→ Available records
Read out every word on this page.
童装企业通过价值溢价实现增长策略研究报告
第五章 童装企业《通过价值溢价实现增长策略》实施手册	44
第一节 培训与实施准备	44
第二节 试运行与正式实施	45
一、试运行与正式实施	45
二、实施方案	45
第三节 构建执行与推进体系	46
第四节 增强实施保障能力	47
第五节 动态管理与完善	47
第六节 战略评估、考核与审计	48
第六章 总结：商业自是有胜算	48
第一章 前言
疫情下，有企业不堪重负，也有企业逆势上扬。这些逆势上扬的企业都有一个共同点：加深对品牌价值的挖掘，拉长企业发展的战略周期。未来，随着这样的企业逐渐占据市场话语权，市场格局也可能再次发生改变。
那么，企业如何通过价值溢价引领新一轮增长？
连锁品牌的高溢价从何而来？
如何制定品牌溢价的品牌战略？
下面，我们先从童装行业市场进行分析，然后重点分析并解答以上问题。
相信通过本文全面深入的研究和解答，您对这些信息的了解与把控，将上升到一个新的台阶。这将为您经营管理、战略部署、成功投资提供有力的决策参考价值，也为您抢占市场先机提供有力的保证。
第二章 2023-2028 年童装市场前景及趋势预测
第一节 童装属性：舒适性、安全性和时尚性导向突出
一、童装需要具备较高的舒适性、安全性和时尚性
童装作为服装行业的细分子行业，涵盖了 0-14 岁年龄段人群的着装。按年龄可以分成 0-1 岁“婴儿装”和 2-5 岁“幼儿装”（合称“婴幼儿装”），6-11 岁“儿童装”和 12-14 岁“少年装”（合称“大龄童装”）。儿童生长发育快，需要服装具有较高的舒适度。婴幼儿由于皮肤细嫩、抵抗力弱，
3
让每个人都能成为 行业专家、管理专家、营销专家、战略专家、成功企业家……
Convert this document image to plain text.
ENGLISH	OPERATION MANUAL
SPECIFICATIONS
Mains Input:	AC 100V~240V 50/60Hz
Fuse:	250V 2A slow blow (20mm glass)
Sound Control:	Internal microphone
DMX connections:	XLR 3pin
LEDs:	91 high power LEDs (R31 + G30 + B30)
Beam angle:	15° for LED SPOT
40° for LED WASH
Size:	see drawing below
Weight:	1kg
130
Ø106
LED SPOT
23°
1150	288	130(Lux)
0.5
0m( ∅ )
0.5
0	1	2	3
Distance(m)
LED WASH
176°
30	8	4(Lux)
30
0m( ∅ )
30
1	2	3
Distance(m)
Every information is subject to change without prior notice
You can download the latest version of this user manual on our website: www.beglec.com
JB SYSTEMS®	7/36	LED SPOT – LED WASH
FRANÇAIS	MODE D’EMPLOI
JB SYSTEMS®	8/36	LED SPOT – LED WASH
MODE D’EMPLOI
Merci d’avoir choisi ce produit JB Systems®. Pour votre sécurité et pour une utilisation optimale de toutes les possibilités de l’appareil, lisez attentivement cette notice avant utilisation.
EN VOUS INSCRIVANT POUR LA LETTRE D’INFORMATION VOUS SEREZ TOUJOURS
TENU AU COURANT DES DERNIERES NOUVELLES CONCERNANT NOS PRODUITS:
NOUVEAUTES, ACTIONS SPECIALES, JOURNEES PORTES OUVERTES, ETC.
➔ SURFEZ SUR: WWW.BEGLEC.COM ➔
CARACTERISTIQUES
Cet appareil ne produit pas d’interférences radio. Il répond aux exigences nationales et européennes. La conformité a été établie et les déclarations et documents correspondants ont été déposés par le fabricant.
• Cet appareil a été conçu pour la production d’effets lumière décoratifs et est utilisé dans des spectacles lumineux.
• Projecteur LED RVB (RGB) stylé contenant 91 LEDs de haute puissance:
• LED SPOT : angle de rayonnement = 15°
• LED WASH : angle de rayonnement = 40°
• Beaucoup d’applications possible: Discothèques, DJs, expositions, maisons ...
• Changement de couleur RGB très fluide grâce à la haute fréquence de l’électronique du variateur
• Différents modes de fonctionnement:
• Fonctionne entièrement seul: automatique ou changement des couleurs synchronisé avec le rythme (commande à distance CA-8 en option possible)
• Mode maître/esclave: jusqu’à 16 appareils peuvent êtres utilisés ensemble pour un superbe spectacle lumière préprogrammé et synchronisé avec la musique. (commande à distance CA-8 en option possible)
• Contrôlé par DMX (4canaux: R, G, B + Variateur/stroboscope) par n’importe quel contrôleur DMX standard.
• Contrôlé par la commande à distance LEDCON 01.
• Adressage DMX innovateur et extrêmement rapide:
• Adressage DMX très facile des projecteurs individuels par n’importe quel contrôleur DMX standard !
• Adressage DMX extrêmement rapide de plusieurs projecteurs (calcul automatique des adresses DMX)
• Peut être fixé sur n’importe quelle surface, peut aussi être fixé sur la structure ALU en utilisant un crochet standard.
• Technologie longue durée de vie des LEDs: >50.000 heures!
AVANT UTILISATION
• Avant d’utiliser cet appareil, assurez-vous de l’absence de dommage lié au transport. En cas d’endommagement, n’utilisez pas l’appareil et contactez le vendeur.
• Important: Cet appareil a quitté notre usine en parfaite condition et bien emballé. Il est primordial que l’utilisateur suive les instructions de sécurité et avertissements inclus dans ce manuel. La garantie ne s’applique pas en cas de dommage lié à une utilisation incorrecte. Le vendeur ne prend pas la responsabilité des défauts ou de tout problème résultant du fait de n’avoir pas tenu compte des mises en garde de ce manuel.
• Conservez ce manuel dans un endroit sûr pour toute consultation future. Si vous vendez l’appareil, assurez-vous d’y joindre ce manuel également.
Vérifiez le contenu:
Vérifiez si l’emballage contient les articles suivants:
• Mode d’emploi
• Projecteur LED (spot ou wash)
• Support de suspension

→ Exercise prompt
Report how many lines in these entries contain "notice". Answer with the number only.

→ Reply to the task
2